Figure contents as structured data:
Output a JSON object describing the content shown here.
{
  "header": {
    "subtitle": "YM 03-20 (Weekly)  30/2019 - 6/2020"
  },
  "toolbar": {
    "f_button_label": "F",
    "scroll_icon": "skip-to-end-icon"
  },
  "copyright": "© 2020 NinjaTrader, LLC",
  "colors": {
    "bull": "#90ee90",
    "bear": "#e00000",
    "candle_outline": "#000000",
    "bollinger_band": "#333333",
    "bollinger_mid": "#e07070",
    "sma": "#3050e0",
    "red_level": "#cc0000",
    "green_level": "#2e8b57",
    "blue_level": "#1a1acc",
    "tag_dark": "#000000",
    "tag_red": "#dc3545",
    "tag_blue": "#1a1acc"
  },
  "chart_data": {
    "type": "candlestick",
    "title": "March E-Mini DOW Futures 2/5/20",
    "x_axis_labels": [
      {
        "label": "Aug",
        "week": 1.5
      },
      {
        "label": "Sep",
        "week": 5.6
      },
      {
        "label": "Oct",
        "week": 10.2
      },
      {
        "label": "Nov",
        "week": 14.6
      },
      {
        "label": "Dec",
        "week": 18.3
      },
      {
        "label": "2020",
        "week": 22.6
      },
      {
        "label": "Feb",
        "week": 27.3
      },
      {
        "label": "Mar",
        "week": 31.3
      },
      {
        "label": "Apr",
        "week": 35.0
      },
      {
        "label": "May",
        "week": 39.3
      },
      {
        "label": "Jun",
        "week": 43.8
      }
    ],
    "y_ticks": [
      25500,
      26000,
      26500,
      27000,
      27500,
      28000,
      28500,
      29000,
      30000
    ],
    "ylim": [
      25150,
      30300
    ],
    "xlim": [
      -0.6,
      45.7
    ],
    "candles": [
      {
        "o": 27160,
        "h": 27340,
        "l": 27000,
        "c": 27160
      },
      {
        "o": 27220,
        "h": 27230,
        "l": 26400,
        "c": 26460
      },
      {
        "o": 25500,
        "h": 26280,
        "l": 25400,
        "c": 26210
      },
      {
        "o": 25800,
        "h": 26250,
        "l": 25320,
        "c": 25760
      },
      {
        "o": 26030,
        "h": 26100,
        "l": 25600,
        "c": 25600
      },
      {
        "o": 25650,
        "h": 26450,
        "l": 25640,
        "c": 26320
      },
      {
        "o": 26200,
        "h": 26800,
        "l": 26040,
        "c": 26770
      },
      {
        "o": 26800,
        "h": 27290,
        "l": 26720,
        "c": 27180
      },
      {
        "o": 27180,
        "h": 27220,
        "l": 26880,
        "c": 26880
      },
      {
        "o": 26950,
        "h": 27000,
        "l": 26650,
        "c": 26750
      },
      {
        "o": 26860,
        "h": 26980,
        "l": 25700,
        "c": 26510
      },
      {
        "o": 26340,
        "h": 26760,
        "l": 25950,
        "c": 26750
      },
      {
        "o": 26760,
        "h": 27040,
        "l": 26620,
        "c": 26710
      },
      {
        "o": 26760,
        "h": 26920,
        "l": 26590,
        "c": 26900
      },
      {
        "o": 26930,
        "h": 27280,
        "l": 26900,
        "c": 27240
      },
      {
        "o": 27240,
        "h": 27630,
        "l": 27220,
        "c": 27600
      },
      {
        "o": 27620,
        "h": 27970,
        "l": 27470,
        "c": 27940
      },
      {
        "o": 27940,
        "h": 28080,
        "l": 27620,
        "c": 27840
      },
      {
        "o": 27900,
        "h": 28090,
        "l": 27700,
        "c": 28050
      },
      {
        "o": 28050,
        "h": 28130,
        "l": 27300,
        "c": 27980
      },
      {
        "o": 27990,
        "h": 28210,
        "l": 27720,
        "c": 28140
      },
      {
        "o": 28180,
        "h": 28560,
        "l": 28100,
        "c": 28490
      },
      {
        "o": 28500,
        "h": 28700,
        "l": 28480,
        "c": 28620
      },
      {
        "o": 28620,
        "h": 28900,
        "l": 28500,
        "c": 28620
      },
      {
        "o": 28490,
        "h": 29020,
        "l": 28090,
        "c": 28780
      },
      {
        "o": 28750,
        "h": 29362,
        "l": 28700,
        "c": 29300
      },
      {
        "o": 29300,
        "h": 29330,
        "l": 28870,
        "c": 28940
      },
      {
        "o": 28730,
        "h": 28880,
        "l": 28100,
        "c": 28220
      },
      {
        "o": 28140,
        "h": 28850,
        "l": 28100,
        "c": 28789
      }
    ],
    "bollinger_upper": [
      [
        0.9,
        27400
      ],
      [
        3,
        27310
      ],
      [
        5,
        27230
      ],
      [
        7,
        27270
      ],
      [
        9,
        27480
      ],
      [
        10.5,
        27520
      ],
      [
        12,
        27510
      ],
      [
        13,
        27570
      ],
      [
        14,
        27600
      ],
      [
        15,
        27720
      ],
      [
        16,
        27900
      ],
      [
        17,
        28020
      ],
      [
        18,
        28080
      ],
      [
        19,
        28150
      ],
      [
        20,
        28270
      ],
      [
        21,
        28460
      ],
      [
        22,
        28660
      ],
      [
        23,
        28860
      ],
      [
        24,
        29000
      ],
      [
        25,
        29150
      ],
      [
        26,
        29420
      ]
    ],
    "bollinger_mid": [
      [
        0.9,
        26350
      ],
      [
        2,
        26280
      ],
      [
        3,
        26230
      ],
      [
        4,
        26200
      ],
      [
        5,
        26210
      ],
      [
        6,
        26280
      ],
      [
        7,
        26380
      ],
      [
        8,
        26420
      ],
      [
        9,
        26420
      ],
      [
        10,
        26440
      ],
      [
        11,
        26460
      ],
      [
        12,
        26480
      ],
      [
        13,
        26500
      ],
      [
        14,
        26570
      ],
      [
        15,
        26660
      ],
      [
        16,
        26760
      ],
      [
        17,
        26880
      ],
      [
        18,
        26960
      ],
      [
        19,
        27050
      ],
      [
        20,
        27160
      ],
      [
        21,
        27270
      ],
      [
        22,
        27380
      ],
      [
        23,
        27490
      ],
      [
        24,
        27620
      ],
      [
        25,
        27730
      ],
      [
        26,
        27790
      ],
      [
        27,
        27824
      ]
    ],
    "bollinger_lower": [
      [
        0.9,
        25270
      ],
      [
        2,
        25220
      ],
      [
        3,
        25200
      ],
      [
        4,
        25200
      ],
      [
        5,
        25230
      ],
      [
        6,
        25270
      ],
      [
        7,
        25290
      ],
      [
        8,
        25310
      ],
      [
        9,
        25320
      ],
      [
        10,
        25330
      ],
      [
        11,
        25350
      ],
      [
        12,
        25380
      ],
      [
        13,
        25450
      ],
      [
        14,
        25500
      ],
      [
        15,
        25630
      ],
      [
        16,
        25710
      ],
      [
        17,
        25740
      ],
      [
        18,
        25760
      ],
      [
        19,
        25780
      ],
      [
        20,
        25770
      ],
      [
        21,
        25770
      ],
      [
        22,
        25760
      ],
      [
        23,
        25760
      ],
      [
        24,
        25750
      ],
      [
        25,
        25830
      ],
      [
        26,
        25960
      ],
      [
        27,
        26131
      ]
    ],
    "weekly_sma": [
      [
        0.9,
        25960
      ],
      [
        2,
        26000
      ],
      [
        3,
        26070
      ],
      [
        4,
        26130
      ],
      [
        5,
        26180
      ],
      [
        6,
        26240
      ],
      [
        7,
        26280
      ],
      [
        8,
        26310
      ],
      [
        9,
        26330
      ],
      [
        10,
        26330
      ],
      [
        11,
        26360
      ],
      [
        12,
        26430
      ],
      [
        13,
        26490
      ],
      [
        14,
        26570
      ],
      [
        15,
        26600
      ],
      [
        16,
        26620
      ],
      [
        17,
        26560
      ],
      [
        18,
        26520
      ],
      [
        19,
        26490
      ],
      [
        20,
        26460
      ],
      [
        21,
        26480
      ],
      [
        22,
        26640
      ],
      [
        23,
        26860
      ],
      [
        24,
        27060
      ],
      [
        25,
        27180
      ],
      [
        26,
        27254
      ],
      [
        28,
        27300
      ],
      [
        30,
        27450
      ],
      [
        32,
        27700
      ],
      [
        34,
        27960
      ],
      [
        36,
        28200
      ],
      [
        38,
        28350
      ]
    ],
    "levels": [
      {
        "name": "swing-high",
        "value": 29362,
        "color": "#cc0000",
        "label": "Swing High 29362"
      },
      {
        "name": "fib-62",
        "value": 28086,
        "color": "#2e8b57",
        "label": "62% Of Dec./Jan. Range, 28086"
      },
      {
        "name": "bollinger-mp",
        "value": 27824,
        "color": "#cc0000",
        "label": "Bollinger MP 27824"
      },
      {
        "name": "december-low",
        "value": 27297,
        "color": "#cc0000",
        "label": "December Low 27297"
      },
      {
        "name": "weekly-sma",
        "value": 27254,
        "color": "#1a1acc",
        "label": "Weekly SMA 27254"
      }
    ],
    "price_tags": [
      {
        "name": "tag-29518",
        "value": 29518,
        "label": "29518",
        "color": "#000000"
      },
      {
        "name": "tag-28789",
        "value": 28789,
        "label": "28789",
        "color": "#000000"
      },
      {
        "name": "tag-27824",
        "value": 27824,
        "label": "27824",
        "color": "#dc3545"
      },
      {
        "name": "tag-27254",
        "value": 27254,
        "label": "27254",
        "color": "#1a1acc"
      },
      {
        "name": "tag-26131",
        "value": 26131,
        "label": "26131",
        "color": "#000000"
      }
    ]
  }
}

EXERCISE TASK: Choose all lines containing the string "value" and copy them out.

SOLUTION BELOW:
        "value": 29362,
        "value": 28086,
        "value": 27824,
        "value": 27297,
        "value": 27254,
        "value": 29518,
        "value": 28789,
        "value": 27824,
        "value": 27254,
        "value": 26131,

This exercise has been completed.